• [Problem to work on] Restate each entry word for word, leaving nothing out.

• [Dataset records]
..........

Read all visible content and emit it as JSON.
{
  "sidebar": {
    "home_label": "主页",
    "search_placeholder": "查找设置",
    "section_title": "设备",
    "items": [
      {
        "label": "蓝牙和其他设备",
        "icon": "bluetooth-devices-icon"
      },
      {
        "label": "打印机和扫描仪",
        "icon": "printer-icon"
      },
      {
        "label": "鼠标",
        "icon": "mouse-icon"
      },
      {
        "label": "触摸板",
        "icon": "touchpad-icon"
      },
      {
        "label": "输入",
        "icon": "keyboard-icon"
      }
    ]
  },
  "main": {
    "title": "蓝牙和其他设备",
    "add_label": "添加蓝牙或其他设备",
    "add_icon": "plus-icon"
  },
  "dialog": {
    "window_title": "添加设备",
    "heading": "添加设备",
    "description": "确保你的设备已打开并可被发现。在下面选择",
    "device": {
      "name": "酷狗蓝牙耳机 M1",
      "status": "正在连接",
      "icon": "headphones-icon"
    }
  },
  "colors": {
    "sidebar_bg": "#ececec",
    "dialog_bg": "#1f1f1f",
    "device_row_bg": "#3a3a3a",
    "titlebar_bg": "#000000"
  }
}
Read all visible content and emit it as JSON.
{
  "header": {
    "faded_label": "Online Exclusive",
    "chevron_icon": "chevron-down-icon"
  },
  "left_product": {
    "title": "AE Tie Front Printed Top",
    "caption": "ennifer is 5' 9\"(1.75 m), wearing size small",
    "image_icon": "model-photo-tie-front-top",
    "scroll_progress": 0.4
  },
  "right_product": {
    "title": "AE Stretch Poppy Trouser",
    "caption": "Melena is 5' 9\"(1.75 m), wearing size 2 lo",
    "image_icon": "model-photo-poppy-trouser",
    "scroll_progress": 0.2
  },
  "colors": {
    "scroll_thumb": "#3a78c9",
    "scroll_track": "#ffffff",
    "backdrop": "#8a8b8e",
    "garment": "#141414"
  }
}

..........

• [Answer in full]
Read all visible content and emit it as JSON.
{
  "sidebar": {
    "home_label": "主页",
    "search_placeholder": "查找设置",
    "section_title": "设备",
    "items": [
      {
        "label": "蓝牙和其他设备",
        "icon": "bluetooth-devices-icon"
      },
      {
        "label": "打印机和扫描仪",
        "icon": "printer-icon"
      },
      {
        "label": "鼠标",
        "icon": "mouse-icon"
      },
      {
        "label": "触摸板",
        "icon": "touchpad-icon"
      },
      {
        "label": "输入",
        "icon": "keyboard-icon"
      }
    ]
  },
  "main": {
    "title": "蓝牙和其他设备",
    "add_label": "添加蓝牙或其他设备",
    "add_icon": "plus-icon"
  },
  "dialog": {
    "window_title": "添加设备",
    "heading": "添加设备",
    "description": "确保你的设备已打开并可被发现。在下面选择",
    "device": {
      "name": "酷狗蓝牙耳机 M1",
      "status": "正在连接",
      "icon": "headphones-icon"
    }
  },
  "colors": {
    "sidebar_bg": "#ececec",
    "dialog_bg": "#1f1f1f",
    "device_row_bg": "#3a3a3a",
    "titlebar_bg": "#000000"
  }
}
Read all visible content and emit it as JSON.
{
  "header": {
    "faded_label": "Online Exclusive",
    "chevron_icon": "chevron-down-icon"
  },
  "left_product": {
    "title": "AE Tie Front Printed Top",
    "caption": "ennifer is 5' 9\"(1.75 m), wearing size small",
    "image_icon": "model-photo-tie-front-top",
    "scroll_progress": 0.4
  },
  "right_product": {
    "title": "AE Stretch Poppy Trouser",
    "caption": "Melena is 5' 9\"(1.75 m), wearing size 2 lo",
    "image_icon": "model-photo-poppy-trouser",
    "scroll_progress": 0.2
  },
  "colors": {
    "scroll_thumb": "#3a78c9",
    "scroll_track": "#ffffff",
    "backdrop": "#8a8b8e",
    "garment": "#141414"
  }
}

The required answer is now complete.